With the U.S. adoption of a wind production tax credit in 1993 to offset
established subsidies for oil, coal, and nuclear power, growth surged.
New wind farms have come online in recent years in Colorado, Iowa, Kansas,
Minnesota, New York, Oregon, Pennsylvania, Texas, Washington, and Wyoming.
Low-cost electricity from wind brings the option of electrolyzing water
to produce hydrogen, which can easily be stored and used to fuel gas-fired
turbines in backup power plants when wind power ebbs. Over time, hydrogen
produced with wind-generated electricity will likely replace natural gas
in gas-fired power plants as gas reserves are depleted.
Hydrogen is also the ideal fuel for the fuel cell engines that every major
automobile manufacturer is now working on. Honda and DaimlerChrysler both
plan to have fuel cell-powered vehicles on the market in 2003.
Wind power offers long-term price stability and energy independence. Not
only are costs low and falling, but with wind-generated electricity there
are no abrupt price hikes, as with natural gas. There is no OPEC for wind,
because wind is widely dispersed. An inexhaustible source of energy, wind
offers us more energy than we can use, and it does not disrupt climate.
Investment in wind turbine manufacture and wind development has been highly
profitable. While high-tech firms as a group suffered a disastrous fall
in sales, earnings, and stock value in 2001, sales in the wind industry
soared. For example, at Danish-based Nordex, one of the world's largest
turbine manufacturers, turnover during the first nine months of 2001 was
up 19 percent and new orders were up 56 percent.
Even more impressive than the recent growth in generating capacity are
the plans for future growth. The European Wind Energy Association has
recently revised its 2010 wind capacity projections for Europe from 40,000
megawatts to 60,000 megawatts.

__STATED PROBLEM 1__
In the wind energy passage, what figure did the European Wind Energy Association give in its revised 2010 wind capacity projection for Europe?
__STATED PROBLEM 2__
Extend the wind energy passage by writing what comes next after its last sentence.

__MATERIAL PROVIDED__

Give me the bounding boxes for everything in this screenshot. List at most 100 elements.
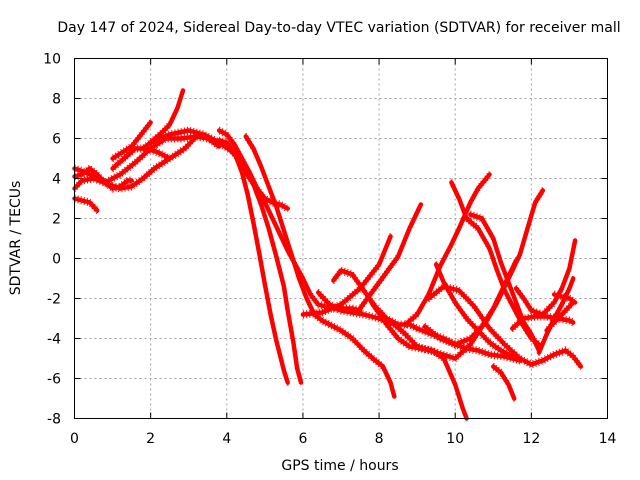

__EXERCISE ANSWER 1__
60,000 megawatts, up from its earlier projection of 40,000 megawatts.

__EXERCISE ANSWER 2__
France, for instance, which for years had ignored wind power, announced
in December 2000 that it would develop 5,000 megawatts of wind-generating
capacity during this decade. A few weeks later, Argentina announced it
was planning to develop 3,000 megawatts of wind-generating capacity in
Patagonia. In April 2001, the United Kingdom sold offshore lease rights
for an estimated 1,500 megawatts of wind-generating capacity to several
different bidders, including Shell Oil. And in May, a report from Beijing
indicated that China would develop up to 2,500 megawatts of wind capacity
by 2005.
In the United States, wind-generating capacity is growing by leaps and
bounds. The 300-megawatt Stateline Wind Project under construction on
the border between Oregon and Washington will be the world's largest wind
farm. Texas added some 900 megawatts in several projects during 2001.
In South Dakota, Jim Dehlsen, a pioneer in developing California's wind
energy, has secured the wind rights to 222,000 acres of farm and ranchland
in the east central part of the state. He plans to develop a huge 3,000-megawatt
wind farm and to transmit the electricity across Iowa, supplying Illinois
and other states in the industrial Midwest.
In Europe, offshore projects are now springing up off the coasts of Belgium,
Denmark, France, Germany, Ireland, the Netherlands, Scotland, Sweden,
and the United Kingdom.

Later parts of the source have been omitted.